**Problem requirements:** Sort through the data and copy the lines holding the word "Bruno".
━━ Material provided ━━
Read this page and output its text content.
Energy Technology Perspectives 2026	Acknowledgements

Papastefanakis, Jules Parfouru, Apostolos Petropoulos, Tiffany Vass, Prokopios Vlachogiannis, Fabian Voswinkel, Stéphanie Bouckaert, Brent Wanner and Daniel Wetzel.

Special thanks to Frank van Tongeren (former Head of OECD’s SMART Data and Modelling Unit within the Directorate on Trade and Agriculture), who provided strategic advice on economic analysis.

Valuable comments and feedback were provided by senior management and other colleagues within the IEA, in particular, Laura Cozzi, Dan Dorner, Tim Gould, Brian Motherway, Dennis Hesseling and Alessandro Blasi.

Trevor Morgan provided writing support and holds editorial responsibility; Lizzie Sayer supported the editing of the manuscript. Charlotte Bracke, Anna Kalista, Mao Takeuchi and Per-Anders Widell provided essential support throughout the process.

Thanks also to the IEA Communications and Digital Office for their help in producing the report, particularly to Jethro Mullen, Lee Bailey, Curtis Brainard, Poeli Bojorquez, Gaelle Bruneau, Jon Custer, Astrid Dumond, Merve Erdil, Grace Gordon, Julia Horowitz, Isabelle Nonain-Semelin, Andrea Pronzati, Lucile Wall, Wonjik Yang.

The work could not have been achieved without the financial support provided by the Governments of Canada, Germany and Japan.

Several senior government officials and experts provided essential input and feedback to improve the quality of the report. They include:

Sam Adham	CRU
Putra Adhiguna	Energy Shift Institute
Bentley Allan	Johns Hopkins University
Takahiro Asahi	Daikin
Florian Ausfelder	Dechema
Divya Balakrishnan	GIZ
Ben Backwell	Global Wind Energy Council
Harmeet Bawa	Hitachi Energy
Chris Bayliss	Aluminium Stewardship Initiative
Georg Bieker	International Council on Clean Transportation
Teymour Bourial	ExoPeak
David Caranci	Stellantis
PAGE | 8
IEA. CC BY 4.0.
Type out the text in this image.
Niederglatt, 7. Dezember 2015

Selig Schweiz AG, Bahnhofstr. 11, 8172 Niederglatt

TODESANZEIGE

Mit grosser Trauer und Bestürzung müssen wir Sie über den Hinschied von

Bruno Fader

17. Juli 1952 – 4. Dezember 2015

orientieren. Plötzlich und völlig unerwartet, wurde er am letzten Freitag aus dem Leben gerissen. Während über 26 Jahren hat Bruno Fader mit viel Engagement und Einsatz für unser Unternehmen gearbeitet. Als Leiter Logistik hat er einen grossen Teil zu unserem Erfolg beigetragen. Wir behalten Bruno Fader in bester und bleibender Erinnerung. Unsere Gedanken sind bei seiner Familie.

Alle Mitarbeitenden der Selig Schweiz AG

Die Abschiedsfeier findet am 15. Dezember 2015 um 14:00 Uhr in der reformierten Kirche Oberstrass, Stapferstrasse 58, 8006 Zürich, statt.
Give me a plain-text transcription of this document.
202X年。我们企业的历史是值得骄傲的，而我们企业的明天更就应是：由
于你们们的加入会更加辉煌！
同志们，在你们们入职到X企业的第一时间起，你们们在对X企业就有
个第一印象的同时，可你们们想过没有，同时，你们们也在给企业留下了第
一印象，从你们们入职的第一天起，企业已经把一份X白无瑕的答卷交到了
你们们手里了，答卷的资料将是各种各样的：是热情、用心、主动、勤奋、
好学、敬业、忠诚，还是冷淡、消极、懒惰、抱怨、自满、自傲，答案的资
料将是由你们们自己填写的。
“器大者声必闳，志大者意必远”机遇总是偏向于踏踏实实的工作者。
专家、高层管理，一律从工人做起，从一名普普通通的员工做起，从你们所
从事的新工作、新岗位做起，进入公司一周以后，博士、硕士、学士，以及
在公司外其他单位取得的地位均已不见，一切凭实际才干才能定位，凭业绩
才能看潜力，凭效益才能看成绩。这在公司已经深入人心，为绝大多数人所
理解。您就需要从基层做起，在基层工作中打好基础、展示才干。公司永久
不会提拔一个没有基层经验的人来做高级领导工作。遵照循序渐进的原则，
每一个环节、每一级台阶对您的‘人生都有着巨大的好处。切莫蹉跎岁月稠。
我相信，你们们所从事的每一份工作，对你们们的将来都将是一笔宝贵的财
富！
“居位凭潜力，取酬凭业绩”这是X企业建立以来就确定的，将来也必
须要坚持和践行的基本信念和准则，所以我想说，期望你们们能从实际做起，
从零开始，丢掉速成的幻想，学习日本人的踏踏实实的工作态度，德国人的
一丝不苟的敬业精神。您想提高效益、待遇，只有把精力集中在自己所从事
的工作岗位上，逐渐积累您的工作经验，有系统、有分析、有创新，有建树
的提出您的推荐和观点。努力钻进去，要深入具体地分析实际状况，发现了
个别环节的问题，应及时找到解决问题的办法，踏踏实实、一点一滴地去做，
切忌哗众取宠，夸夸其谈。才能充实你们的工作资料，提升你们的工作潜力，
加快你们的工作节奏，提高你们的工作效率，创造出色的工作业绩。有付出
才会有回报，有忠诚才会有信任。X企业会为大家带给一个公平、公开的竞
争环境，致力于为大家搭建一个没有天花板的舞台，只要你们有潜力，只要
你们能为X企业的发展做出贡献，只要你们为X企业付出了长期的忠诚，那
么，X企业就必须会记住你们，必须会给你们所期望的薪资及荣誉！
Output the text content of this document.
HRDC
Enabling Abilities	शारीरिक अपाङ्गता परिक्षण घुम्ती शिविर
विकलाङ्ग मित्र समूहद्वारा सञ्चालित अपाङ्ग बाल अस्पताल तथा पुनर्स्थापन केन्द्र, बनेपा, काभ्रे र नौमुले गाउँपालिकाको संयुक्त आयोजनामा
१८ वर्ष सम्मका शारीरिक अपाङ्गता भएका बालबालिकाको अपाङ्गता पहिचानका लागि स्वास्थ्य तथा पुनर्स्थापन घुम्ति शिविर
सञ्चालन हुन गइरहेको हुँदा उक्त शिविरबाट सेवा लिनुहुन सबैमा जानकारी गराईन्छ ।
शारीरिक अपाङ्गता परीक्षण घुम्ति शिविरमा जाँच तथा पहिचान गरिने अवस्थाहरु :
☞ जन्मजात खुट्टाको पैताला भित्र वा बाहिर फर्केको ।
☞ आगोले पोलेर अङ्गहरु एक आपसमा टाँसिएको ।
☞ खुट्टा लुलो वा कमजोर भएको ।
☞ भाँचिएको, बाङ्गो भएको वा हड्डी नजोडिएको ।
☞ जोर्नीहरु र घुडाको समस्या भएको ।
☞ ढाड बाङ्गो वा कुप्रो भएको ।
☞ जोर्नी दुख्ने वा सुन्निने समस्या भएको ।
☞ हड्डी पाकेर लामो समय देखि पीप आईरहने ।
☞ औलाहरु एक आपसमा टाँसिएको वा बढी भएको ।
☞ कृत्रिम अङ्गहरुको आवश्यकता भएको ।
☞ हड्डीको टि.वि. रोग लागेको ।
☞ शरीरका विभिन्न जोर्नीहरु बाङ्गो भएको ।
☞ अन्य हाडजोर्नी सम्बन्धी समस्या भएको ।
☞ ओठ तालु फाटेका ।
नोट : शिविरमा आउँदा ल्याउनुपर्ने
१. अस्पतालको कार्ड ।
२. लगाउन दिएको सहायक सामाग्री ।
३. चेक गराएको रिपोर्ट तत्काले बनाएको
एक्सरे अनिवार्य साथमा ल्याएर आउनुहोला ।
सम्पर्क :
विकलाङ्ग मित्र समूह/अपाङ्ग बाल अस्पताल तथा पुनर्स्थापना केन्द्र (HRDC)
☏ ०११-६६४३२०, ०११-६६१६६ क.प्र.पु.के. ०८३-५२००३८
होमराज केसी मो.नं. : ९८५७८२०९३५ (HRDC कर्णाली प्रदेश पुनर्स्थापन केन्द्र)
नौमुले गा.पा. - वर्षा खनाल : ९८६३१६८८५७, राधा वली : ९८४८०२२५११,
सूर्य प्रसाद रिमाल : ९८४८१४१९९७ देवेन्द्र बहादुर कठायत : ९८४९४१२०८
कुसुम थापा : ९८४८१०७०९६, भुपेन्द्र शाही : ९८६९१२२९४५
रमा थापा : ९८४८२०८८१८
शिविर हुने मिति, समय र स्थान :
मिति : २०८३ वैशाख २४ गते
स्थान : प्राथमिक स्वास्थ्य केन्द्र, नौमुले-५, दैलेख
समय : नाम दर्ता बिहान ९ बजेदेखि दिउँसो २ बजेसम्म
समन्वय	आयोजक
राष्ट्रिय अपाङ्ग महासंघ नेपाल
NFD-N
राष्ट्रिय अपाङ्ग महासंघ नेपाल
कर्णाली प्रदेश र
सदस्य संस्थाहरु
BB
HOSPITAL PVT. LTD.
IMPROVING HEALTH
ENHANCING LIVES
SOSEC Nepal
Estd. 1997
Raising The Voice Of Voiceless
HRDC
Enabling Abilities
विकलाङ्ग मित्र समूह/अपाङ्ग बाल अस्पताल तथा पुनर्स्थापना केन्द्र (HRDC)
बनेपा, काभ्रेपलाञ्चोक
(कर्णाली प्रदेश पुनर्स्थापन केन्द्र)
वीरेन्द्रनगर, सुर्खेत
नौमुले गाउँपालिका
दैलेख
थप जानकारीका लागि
━━━
**The completed task:**
Bruno Fader
orientieren. Plötzlich und völlig unerwartet, wurde er am letzten Freitag aus dem Leben gerissen. Während über 26 Jahren hat Bruno Fader mit viel Engagement und Einsatz für unser Unternehmen gearbeitet. Als Leiter Logistik hat er einen grossen Teil zu unserem Erfolg beigetragen. Wir behalten Bruno Fader in bester und bleibender Erinnerung. Unsere Gedanken sind bei seiner Familie.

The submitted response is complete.